→ Problem details
Extract the complete text below on the lone pairs in BrF₃, copying every word and symbol without change.
[Source document — start]
In `BrF_(3)` molecule, the lone pair occupies equatorial position minimize

To solve the question regarding the molecular structure of BrF₃ and the position of the lone pairs, we can follow these steps: ### Step-by-Step Solution: 1. **Identify the Central Atom and its Valence Electrons:** - In BrF₃, bromine (Br) is the central atom. - Bromine belongs to group 17 (halogens) and has 7 valence electrons. 2. **Determine the Number of Bonds:** - BrF₃ has three fluorine (F) atoms bonded to the bromine atom. - Each F atom forms a single bond with Br, using up 3 of the 7 valence electrons. 3. **Calculate Remaining Electrons:** - After forming 3 bonds (3 electrons used), there are 4 valence electrons left (7 - 3 = 4). 4. **Assign Lone Pairs:** - The remaining 4 electrons will be assigned as lone pairs on the bromine atom. - Since 4 electrons can form 2 lone pairs, Br will have 2 lone pairs. 5. **Hybridization of the Central Atom:** - The hybridization of Br in BrF₃ can be determined by the formula: \[ \text{Hybridization} = \text{Number of Bonding Pairs} + \text{Number of Lone Pairs} \] - Here, there are 3 bonding pairs (from F atoms) and 2 lone pairs. - Thus, the hybridization is \(3 + 2 = 5\), which corresponds to \(sp^3d\) hybridization. 6. **Determine the Molecular Geometry:** - With \(sp^3d\) hybridization, the electron pair geometry is trigonal bipyramidal. - In this geometry, the lone pairs will occupy positions to minimize repulsion. 7. **Position of Lone Pairs:** - The two lone pairs will occupy the equatorial positions to minimize the lone pair-lone pair and lone pair-bond pair repulsions. - This results in a T-shaped molecular geometry for BrF₃. ### Conclusion: - The lone pairs in BrF₃ occupy the equatorial positions to minimize repulsions, resulting in a T-shaped structure.
[Source document — finish]
[Source material — start]
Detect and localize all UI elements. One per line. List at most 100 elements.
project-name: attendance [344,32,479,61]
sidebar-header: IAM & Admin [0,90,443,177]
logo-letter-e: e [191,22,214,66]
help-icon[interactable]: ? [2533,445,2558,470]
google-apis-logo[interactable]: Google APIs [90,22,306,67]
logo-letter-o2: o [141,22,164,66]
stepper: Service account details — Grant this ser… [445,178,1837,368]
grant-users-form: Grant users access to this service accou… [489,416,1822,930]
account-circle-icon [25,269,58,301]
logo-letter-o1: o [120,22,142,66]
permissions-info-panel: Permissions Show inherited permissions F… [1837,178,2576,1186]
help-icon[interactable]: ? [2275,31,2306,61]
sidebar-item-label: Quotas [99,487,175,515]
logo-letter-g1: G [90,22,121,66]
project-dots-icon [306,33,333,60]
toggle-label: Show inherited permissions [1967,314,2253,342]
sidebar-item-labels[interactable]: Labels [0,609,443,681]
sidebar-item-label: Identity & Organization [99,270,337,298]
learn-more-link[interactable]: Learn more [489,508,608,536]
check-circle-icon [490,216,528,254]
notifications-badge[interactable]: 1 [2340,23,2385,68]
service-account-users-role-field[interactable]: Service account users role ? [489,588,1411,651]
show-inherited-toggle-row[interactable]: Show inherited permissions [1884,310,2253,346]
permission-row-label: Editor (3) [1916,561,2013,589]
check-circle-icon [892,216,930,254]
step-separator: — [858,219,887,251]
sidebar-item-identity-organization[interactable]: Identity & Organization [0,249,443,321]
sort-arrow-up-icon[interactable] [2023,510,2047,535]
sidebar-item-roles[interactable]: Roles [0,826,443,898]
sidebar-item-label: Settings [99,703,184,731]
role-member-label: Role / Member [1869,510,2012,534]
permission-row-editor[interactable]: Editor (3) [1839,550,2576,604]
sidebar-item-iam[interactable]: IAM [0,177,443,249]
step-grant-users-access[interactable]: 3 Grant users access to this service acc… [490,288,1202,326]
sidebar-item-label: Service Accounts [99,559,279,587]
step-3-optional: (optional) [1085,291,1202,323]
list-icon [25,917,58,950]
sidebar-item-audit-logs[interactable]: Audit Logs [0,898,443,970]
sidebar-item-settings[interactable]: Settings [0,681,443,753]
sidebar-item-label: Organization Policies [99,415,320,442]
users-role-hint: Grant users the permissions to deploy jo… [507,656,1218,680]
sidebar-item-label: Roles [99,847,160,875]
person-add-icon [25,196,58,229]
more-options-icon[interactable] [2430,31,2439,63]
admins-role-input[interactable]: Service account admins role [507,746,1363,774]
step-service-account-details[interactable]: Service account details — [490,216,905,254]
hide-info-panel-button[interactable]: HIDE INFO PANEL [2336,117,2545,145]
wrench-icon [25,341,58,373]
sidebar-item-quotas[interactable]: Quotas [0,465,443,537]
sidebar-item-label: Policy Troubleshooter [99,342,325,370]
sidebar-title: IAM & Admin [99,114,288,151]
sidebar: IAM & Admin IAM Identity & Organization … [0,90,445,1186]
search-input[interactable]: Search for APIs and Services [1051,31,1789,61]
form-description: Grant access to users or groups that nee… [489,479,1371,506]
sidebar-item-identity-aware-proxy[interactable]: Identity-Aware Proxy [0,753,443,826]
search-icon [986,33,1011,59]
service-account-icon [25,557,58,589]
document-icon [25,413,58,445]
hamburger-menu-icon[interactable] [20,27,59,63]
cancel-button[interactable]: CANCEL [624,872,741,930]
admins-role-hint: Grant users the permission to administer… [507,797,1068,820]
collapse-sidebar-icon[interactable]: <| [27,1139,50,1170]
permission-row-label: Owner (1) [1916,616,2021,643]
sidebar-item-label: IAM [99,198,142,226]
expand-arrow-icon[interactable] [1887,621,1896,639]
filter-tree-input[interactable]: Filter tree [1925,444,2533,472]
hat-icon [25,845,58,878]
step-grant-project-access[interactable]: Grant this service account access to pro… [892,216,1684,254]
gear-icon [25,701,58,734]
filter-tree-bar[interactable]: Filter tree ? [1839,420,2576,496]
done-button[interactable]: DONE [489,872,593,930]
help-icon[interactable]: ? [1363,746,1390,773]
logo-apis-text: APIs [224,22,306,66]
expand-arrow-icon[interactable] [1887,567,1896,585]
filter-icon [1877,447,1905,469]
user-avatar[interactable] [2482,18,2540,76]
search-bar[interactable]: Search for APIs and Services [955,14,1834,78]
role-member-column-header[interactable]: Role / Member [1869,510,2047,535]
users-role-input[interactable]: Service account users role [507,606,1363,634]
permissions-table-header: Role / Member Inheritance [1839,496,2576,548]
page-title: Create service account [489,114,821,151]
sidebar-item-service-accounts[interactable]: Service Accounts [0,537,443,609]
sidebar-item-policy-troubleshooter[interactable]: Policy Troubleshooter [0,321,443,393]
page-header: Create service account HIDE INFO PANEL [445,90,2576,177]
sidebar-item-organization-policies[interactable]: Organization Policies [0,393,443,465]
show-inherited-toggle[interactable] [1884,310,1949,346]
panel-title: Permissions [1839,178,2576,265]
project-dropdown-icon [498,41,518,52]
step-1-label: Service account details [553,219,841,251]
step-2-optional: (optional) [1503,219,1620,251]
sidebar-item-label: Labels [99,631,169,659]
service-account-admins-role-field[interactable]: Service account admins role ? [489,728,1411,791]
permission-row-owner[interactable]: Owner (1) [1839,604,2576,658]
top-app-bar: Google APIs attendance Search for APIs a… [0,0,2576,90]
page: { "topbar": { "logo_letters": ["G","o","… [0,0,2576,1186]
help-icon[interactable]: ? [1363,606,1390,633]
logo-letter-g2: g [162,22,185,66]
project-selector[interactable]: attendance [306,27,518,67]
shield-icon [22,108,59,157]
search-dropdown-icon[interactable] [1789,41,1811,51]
[Source material — finish]
→ Solution
In `BrF_(3)` molecule, the lone pair occupies equatorial position minimize

To solve the question regarding the molecular structure of BrF₃ and the position of the lone pairs, we can follow these steps: ### Step-by-Step Solution: 1. **Identify the Central Atom and its Valence Electrons:** - In BrF₃, bromine (Br) is the central atom. - Bromine belongs to group 17 (halogens) and has 7 valence electrons. 2. **Determine the Number of Bonds:** - BrF₃ has three fluorine (F) atoms bonded to the bromine atom. - Each F atom forms a single bond with Br, using up 3 of the 7 valence electrons. 3. **Calculate Remaining Electrons:** - After forming 3 bonds (3 electrons used), there are 4 valence electrons left (7 - 3 = 4). 4. **Assign Lone Pairs:** - The remaining 4 electrons will be assigned as lone pairs on the bromine atom. - Since 4 electrons can form 2 lone pairs, Br will have 2 lone pairs. 5. **Hybridization of the Central Atom:** - The hybridization of Br in BrF₃ can be determined by the formula: \[ \text{Hybridization} = \text{Number of Bonding Pairs} + \text{Number of Lone Pairs} \] - Here, there are 3 bonding pairs (from F atoms) and 2 lone pairs. - Thus, the hybridization is \(3 + 2 = 5\), which corresponds to \(sp^3d\) hybridization. 6. **Determine the Molecular Geometry:** - With \(sp^3d\) hybridization, the electron pair geometry is trigonal bipyramidal. - In this geometry, the lone pairs will occupy positions to minimize repulsion. 7. **Position of Lone Pairs:** - The two lone pairs will occupy the equatorial positions to minimize the lone pair-lone pair and lone pair-bond pair repulsions. - This results in a T-shaped molecular geometry for BrF₃. ### Conclusion: - The lone pairs in BrF₃ occupy the equatorial positions to minimize repulsions, resulting in a T-shaped structure.